* BEGIN Document text *

Sunday, June 21, 2009

Eagle Lovespoon Finished -- At Last

Finally I got up the gumption to finish the Eagle Lovespoon. Took long enough!

For those of you, like me, who have forgotten what the earlier photos looked like, you can go here and here.

So, when we last saw this spoon, about all I had left to do was to finish the kissing cranes, clean up the back and do a general cleanup overall. Carving the cranes went amazingly well. I was working on the very last piercing and had not broken anything! I was thinking, "By golly, I'm going to get through this whole spoon without a single break! Whereupon I broke it.

Aaarrgh! The knife slipped, went right through the neck and twisted breaking the neck in multiple pieces. Small pieces. My wife stopped me from head-butting the wall before I put a dent in it -- the wall, not my head. I was able to find enough of the pieces to put it back together with "The Carver's Best Friend", superglue.

After that, things went swimmingly.

* END Document text *
* BEGIN Recorded information *

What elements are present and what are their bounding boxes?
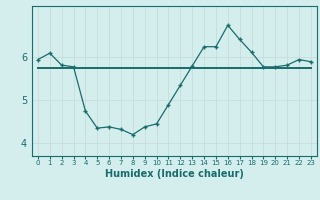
X-axis label: Humidex (Indice chaleur): Humidex (Indice chaleur) xyxy=(105,169,244,179)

* END Recorded information *

Short problem 1
From the blog post about the eagle lovespoon, list the jobs the writer still had left to do on the spoon when it was last shown.
Short problem 2
Using the blog post about the eagle lovespoon, mark each statement yes or no, and quote the words from the post that settle it.
(a) The writer's wife kept him from head-butting the wall.
(b) The writer got through the whole spoon without a single break.
(c) The broken pieces were put back together with wood glue.
Short problem 3
Pick up the blog post about the eagle lovespoon right after its last sentence, and write the next part.

Response 1
- Finish the kissing cranes
- Clean up the back
- Do a general cleanup overall

Response 2
(a) Yes: "My wife stopped me from head-butting the wall"
(b) No: "Whereupon I broke it."
(c) No: "put it back together with "The Carver's Best Friend", superglue."

Response 3
As you can see, the only carving I did on the back of the spoon was on the clover leaves/hearts. The rest I just smoothed out with my knife and champfered the edges to give it a finished look. As with all my work I stayed well away from the devil's paper. The finish is straight from the knife. The "finish" was a coating of Williamsville Wax worked into the nooks and crannys with a toothbrush and a soft cloth.

So there you have it. It wasn't as difficult as I thought it would be due in large part to the knives made by my friend Carl Johnson, the Carver/Tuner From Nowhere.

Since I don't use a scroll saw to do the piercings, using only knives, my ability to do the knotwork like in the cranes necks would be severely limited if not impossible without these "micro" detail knives. So a big thanks to Carl.

Until next time, let the chips fly!


  1. That is a beautiful spoon Rovert! Man the detail! Looks like you recovered from the break well, don't think I could of, still would be crying!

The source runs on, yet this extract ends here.